• [Problem statement] Lines from the one containing "Transcribe this image's" through the last line of the data are to be repeated word for word, both ends included.
## Begin Available data
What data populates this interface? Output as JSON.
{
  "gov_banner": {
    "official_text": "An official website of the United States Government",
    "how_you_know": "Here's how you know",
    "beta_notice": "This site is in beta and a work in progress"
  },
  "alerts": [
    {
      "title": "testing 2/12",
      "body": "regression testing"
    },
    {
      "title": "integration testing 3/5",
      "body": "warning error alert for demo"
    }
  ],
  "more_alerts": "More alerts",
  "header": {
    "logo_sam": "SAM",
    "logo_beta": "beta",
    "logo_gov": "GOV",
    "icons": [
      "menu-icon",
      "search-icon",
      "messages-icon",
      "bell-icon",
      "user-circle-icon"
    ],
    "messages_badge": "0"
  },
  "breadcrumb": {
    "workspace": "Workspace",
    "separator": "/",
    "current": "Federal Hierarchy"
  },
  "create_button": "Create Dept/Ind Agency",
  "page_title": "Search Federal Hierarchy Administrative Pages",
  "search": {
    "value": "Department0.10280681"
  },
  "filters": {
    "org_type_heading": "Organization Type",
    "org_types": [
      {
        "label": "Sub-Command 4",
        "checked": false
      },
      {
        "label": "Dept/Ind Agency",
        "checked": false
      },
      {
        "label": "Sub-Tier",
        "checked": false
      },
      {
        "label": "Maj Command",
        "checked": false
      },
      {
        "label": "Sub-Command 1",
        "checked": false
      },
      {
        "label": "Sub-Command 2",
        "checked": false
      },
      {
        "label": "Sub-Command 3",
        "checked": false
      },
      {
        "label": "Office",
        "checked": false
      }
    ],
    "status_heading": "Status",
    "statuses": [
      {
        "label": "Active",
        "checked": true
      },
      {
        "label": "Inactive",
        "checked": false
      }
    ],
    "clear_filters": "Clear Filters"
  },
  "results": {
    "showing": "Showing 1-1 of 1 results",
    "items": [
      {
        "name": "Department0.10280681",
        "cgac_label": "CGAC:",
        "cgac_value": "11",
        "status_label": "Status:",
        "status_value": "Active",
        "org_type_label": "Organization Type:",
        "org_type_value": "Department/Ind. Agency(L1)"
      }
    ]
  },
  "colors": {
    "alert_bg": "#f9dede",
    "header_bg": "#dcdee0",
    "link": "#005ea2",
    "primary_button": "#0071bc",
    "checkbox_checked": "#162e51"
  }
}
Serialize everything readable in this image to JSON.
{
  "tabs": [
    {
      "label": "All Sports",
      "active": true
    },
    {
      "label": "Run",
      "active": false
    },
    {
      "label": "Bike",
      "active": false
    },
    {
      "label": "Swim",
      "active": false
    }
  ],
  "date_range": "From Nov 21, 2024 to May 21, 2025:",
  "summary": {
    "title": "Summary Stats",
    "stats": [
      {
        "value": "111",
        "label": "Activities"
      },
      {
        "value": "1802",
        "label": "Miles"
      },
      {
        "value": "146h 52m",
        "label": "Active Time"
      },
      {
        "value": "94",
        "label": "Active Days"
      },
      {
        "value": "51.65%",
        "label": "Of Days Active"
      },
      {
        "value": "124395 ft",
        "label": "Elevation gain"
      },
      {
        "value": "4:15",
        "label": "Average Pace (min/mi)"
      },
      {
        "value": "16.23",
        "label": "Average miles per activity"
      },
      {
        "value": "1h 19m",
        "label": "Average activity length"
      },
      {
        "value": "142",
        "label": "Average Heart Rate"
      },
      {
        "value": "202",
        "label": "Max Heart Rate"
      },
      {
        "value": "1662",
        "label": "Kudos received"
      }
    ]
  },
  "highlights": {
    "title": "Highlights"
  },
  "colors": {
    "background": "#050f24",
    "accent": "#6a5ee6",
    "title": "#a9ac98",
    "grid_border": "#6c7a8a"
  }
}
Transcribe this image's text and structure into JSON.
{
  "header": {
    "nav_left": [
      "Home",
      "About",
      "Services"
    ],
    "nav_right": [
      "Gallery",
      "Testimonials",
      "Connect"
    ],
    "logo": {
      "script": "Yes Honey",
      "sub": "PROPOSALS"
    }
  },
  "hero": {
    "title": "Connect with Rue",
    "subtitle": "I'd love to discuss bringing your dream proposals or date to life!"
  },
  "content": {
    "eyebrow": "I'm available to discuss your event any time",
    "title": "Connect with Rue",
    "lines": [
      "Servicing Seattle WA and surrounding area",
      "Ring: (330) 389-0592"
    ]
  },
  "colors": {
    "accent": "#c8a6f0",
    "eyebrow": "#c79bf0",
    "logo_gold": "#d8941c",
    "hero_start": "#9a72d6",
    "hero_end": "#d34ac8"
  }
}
## End Available data
• [Correct result]
Transcribe this image's text and structure into JSON.
{
  "header": {
    "nav_left": [
      "Home",
      "About",
      "Services"
    ],
    "nav_right": [
      "Gallery",
      "Testimonials",
      "Connect"
    ],
    "logo": {
      "script": "Yes Honey",
      "sub": "PROPOSALS"
    }
  },
  "hero": {
    "title": "Connect with Rue",
    "subtitle": "I'd love to discuss bringing your dream proposals or date to life!"
  },
  "content": {
    "eyebrow": "I'm available to discuss your event any time",
    "title": "Connect with Rue",
    "lines": [
      "Servicing Seattle WA and surrounding area",
      "Ring: (330) 389-0592"
    ]
  },
  "colors": {
    "accent": "#c8a6f0",
    "eyebrow": "#c79bf0",
    "logo_gold": "#d8941c",
    "hero_start": "#9a72d6",
    "hero_end": "#d34ac8"
  }
}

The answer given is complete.